PROMPT | Pull each line holding the word "CERAMICZNE" from the data.

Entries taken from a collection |

****************

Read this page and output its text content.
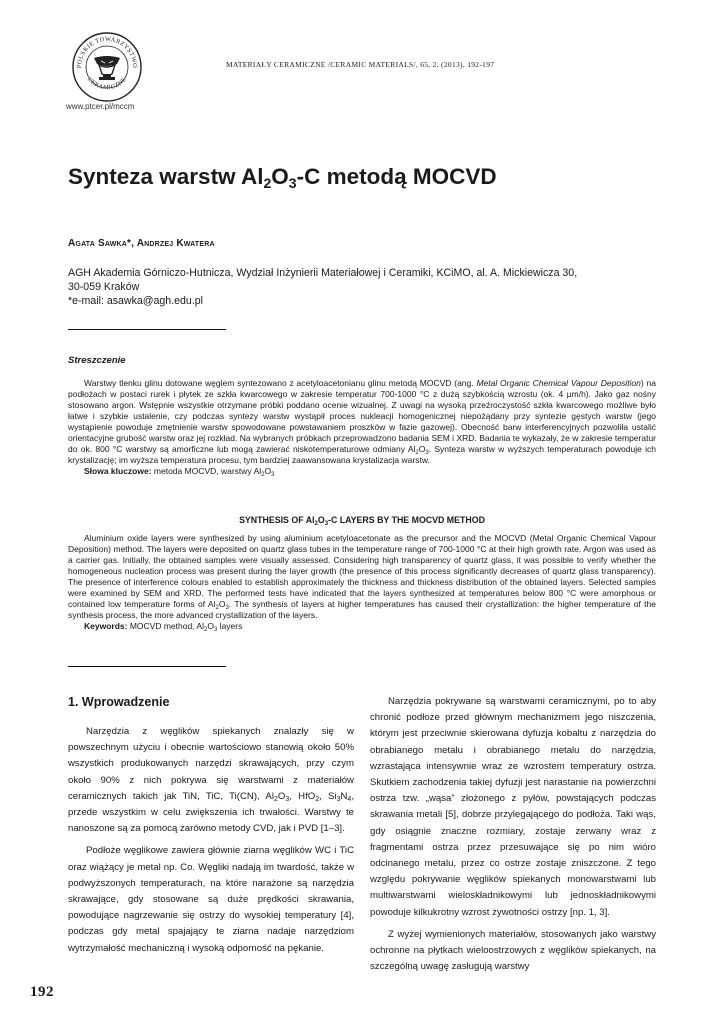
POLSKIE TOWARZYSTWO
CERAMICZNE
www.ptcer.pl/mccm
MATERIAŁY CERAMICZNE /CERAMIC MATERIALS/, 65, 2, (2013), 192-197
Synteza warstw $Al_2O_3-C$ metodą MOCVD
Agata Sawka*, Andrzej Kwatera
AGH Akademia Górniczo-Hutnicza, Wydział Inżynierii Materiałowej i Ceramiki, KCiMO, al. A. Mickiewicza 30,
30-059 Kraków
*e-mail: asawka@agh.edu.pl
Streszczenie
Warstwy tlenku glinu dotowane węglem syntezowano z acetyloacetonianu glinu metodą MOCVD (ang. Metal Organic Chemical Vapour Deposition) na podłożach w postaci rurek i płytek ze szkła kwarcowego w zakresie temperatur 700-1000 °C z dużą szybkością wzrostu (ok. 4 μm/h). Jako gaz nośny stosowano argon. Wstępnie wszystkie otrzymane próbki poddano ocenie wizualnej. Z uwagi na wysoką przeźroczystość szkła kwarcowego możliwe było łatwe i szybkie ustalenie, czy podczas syntezy warstw wystąpił proces nukleacji homogenicznej niepożądany przy syntezie gęstych warstw (jego wystąpienie powoduje zmętnienie warstw spowodowane powstawaniem proszków w fazie gazowej). Obecność barw interferencyjnych pozwoliła ustalić orientacyjne grubość warstw oraz jej rozkład. Na wybranych próbkach przeprowadzono badania SEM i XRD. Badania te wykazały, że w zakresie temperatur do ok. 800 °C warstwy są amorficzne lub mogą zawierać niskotemperaturowe odmiany $Al_2O_3$. Synteza warstw w wyższych temperaturach powoduje ich krystalizację; im wyższa temperatura procesu, tym bardziej zaawansowana krystalizacja warstw.
Słowa kluczowe: metoda MOCVD, warstwy $Al_2O_3$
SYNTHESIS OF $Al_2O_3-C$ LAYERS BY THE MOCVD METHOD
Aluminium oxide layers were synthesized by using aluminium acetyloacetonate as the precursor and the MOCVD (Metal Organic Chemical Vapour Deposition) method. The layers were deposited on quartz glass tubes in the temperature range of 700-1000 °C at their high growth rate. Argon was used as a carrier gas. Initially, the obtained samples were visually assessed. Considering high transparency of quartz glass, it was possible to verify whether the homogeneous nucleation process was present during the layer growth (the presence of this process significantly decreases of quartz glass transparency). The presence of interference colours enabled to establish approximately the thickness and thickness distribution of the obtained layers. Selected samples were examined by SEM and XRD. The performed tests have indicated that the layers synthesized at temperatures below 800 °C were amorphous or contained low temperature forms of $Al_2O_3$. The synthesis of layers at higher temperatures has caused their crystallization: the higher temperature of the synthesis process, the more advanced crystallization of the layers.
Keywords: MOCVD method, $Al_2O_3$ layers
1. Wprowadzenie

Narzędzia z węglików spiekanych znalazły się w powszechnym użyciu i obecnie wartościowo stanowią około 50% wszystkich produkowanych narzędzi skrawających, przy czym około 90% z nich pokrywa się warstwami z materiałów ceramicznych takich jak TiN, TiC, Ti(CN), $Al_2O_3$, HfO$_2$, $Si_3N_4$, przede wszystkim w celu zwiększenia ich trwałości. Warstwy te nanoszone są za pomocą zarówno metody CVD, jak i PVD [1–3].

Podłoże węglikowe zawiera głównie ziarna węglików WC i TiC oraz wiążący je metal np. Co. Węgliki nadają im twardość, także w podwyższonych temperaturach, na które narażone są narzędzia skrawające, gdy stosowane są duże prędkości skrawania, powodujące nagrzewanie się ostrzy do wysokiej temperatury [4], podczas gdy metal spajający te ziarna nadaje narzędziom wytrzymałość mechaniczną i wysoką odporność na pękanie.

Narzędzia pokrywane są warstwami ceramicznymi, po to aby chronić podłoże przed głównym mechanizmem jego niszczenia, którym jest przeciwnie skierowana dyfuzja kobaltu z narzędzia do obrabianego metalu i obrabianego metalu do narzędzia, wzrastająca intensywnie wraz ze wzrostem temperatury ostrza. Skutkiem zachodzenia takiej dyfuzji jest narastanie na powierzchni ostrza tzw. „wąsa” złożonego z pyłów, powstających podczas skrawania metali [5], dobrze przylegającego do podłoża. Taki wąs, gdy osiągnie znaczne rozmiary, zostaje zerwany wraz z fragmentami ostrza przez przesuwające się po nim wióro odcinanego metalu, przez co ostrze zostaje zniszczone. Z tego względu pokrywanie węglików spiekanych monowarstwami lub multiwarstwami wieloskładnikowymi lub jednoskładnikowymi powoduje kilkukrotny wzrost żywotności ostrzy [np. 1, 3].

Z wyżej wymienionych materiałów, stosowanych jako warstwy ochronne na płytkach wieloostrzowych z węglików spiekanych, na szczególną uwagę zasługują warstwy

192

****************

RESPONSE BELOW |
CERAMICZNE
MATERIAŁY CERAMICZNE /CERAMIC MATERIALS/, 65, 2, (2013), 192-197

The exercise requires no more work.